> Exercise details
Single out the lines of the material that contain "title" and copy them.

────────────────────

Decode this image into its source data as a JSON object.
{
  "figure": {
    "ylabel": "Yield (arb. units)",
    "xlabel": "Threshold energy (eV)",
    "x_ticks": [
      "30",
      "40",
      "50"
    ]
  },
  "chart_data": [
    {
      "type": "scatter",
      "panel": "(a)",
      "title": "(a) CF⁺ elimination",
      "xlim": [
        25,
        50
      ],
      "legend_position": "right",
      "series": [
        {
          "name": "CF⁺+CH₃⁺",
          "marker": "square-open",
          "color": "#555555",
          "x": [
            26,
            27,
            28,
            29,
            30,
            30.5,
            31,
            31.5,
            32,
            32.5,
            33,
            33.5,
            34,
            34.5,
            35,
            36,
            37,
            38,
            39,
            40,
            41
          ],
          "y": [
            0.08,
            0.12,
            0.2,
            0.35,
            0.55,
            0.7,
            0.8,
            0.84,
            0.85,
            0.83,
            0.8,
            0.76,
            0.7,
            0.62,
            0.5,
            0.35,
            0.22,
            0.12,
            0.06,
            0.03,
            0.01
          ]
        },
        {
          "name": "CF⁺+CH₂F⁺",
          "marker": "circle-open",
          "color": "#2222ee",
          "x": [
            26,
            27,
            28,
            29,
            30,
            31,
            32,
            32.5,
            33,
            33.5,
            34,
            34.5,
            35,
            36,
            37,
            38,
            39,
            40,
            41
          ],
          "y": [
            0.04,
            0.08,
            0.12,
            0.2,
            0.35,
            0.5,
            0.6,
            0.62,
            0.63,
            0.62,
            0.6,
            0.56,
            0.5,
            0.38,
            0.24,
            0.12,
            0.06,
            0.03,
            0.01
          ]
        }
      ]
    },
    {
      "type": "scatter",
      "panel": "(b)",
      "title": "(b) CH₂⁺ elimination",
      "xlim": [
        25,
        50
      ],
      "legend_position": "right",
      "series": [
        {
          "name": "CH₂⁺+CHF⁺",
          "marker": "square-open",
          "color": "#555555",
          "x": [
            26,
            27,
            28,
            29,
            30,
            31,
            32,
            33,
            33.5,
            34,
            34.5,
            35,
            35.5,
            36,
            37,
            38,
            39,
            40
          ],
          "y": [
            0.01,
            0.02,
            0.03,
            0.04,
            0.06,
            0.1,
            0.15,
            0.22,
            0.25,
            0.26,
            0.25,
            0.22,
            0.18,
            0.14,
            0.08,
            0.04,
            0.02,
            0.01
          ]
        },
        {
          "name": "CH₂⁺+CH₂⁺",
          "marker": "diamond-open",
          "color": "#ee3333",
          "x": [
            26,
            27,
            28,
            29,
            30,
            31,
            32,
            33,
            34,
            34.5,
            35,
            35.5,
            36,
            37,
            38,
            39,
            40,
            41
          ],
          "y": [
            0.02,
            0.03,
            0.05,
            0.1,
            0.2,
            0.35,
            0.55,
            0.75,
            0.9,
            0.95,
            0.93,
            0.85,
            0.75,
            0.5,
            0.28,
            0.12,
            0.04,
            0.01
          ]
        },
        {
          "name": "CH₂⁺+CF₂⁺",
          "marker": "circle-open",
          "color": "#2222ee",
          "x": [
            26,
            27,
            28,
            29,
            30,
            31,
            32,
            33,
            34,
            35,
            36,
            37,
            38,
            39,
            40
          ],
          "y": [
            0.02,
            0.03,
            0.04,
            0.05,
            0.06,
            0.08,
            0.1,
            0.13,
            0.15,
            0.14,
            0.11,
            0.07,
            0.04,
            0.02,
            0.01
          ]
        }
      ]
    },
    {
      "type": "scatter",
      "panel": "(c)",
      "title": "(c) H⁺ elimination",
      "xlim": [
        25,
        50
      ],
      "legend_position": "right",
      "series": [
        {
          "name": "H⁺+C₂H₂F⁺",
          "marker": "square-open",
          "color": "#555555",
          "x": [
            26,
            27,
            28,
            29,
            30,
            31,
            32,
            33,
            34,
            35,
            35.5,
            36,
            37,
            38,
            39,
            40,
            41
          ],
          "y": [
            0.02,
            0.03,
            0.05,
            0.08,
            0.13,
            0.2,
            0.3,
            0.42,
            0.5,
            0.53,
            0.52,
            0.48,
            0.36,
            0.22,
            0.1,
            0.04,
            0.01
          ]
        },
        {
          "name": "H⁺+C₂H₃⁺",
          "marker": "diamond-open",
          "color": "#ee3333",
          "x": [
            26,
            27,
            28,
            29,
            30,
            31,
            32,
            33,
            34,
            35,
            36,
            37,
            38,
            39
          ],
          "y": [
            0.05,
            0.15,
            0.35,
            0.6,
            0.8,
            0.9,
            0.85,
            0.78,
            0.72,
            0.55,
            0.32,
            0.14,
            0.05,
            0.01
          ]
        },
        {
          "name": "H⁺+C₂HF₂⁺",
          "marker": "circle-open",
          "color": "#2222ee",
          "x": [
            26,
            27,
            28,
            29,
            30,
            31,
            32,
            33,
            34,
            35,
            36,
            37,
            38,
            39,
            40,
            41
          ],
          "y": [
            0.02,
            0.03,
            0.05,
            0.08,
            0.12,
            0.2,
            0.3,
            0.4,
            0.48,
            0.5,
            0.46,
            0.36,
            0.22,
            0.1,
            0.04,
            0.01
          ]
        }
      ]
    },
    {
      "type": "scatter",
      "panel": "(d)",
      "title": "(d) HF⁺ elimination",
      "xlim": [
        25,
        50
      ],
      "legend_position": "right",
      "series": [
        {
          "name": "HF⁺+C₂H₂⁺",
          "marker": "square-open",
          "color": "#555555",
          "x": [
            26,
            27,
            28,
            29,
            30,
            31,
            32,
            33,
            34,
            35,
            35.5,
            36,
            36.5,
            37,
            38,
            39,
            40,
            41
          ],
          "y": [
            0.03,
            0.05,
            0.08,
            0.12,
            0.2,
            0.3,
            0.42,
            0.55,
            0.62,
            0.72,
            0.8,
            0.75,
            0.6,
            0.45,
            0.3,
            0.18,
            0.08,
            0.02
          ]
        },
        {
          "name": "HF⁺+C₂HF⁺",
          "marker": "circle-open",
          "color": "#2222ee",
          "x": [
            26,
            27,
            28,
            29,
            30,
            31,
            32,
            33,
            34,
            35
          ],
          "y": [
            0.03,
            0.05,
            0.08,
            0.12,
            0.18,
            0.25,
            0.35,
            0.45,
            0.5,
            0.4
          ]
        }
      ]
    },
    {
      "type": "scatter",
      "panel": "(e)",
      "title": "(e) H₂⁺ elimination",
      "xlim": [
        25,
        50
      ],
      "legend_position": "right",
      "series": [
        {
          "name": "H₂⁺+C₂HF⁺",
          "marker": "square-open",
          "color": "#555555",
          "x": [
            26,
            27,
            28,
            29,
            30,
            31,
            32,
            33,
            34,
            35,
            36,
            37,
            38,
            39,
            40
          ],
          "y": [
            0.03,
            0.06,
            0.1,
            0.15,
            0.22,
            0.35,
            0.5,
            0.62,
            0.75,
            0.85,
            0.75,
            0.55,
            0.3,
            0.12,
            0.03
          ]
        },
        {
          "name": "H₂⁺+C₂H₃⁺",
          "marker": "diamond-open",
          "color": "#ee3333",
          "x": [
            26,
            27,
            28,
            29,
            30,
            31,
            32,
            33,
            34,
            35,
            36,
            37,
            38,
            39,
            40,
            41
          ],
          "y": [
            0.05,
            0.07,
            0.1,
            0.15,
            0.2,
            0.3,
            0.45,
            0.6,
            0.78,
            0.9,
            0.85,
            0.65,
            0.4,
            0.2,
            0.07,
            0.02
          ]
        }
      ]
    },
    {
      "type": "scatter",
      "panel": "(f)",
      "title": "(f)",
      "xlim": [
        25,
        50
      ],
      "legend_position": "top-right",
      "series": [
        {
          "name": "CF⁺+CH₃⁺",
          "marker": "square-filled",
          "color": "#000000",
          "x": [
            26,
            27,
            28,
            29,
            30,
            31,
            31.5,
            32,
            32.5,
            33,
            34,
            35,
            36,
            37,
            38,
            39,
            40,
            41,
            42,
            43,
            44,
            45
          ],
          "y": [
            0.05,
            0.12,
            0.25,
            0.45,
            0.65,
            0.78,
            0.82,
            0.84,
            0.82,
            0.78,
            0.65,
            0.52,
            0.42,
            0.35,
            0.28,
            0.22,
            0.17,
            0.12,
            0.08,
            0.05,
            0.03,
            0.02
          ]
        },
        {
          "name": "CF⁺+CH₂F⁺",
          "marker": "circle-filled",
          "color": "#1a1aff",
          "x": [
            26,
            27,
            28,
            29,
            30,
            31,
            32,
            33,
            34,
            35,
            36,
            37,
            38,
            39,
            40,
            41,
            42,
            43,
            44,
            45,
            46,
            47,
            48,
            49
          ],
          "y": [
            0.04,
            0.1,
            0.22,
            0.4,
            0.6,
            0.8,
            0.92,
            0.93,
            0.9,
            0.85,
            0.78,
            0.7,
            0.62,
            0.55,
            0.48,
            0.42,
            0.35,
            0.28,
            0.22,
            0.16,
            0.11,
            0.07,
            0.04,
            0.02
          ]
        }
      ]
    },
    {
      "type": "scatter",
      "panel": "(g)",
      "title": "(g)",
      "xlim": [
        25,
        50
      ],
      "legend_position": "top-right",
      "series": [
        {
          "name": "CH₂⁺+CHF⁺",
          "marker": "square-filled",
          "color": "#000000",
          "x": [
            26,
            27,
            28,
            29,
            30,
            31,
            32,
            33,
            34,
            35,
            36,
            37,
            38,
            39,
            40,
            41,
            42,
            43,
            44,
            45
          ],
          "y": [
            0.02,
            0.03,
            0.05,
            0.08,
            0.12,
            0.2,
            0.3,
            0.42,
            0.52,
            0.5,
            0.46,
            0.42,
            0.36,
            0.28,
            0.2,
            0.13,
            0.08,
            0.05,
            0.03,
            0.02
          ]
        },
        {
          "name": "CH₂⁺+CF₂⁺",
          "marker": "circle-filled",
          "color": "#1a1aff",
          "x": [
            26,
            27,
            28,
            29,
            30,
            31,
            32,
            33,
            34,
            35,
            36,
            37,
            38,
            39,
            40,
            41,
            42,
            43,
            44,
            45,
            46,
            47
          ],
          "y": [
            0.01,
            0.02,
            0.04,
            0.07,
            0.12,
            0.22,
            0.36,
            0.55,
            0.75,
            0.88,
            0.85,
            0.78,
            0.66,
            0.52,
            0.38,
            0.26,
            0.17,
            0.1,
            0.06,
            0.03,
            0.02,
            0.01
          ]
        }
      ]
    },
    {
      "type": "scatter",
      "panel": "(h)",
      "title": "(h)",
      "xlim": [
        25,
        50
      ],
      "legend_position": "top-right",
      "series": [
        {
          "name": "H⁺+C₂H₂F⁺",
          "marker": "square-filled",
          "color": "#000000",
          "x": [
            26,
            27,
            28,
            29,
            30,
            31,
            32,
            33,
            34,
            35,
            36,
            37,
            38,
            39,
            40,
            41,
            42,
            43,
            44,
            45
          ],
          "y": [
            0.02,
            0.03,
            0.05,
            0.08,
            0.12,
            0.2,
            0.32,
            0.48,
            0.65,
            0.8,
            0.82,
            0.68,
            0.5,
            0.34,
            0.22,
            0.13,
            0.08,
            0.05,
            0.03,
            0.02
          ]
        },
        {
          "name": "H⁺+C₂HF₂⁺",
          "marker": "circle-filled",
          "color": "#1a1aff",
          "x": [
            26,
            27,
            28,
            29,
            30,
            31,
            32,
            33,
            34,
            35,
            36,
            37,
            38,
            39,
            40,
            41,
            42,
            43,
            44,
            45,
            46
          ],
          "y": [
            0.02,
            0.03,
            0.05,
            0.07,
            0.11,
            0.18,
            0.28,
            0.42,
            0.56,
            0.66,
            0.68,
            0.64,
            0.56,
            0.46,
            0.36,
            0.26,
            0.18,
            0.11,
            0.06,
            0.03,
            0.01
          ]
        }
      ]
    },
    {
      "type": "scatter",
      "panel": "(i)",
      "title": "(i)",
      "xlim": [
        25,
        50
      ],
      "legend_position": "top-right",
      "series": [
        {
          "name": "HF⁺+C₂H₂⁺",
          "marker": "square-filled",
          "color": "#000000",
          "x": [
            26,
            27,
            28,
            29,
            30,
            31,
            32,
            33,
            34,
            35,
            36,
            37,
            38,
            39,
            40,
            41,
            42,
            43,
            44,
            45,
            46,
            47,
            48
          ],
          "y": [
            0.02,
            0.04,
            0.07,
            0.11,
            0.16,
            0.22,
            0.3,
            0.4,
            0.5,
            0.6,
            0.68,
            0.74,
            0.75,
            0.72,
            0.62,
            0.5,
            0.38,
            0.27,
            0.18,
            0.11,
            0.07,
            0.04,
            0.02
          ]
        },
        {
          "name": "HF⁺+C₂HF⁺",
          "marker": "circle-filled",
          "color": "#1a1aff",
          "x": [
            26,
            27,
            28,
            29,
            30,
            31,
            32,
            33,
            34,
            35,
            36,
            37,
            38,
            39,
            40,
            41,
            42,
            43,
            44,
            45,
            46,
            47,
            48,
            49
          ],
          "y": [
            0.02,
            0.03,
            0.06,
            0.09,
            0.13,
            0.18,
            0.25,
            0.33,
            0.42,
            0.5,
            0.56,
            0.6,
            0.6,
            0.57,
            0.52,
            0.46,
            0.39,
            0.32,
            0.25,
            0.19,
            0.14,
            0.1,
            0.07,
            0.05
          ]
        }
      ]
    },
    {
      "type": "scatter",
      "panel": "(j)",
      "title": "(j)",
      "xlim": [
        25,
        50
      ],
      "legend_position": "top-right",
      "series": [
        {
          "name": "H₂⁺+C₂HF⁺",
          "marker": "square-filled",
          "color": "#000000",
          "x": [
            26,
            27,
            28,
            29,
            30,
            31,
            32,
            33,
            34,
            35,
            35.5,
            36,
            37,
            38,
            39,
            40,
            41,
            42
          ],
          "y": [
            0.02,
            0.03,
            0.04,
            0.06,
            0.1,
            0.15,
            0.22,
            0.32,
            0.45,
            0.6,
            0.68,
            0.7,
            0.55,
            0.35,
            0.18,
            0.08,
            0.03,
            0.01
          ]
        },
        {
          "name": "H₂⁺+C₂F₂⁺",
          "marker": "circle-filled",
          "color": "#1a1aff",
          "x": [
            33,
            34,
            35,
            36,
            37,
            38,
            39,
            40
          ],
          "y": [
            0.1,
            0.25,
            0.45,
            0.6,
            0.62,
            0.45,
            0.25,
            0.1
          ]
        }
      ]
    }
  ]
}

────────────────────

> Result
      "title": "(a) CF⁺ elimination",
      "title": "(b) CH₂⁺ elimination",
      "title": "(c) H⁺ elimination",
      "title": "(d) HF⁺ elimination",
      "title": "(e) H₂⁺ elimination",
      "title": "(f)",
      "title": "(g)",
      "title": "(h)",
      "title": "(i)",
      "title": "(j)",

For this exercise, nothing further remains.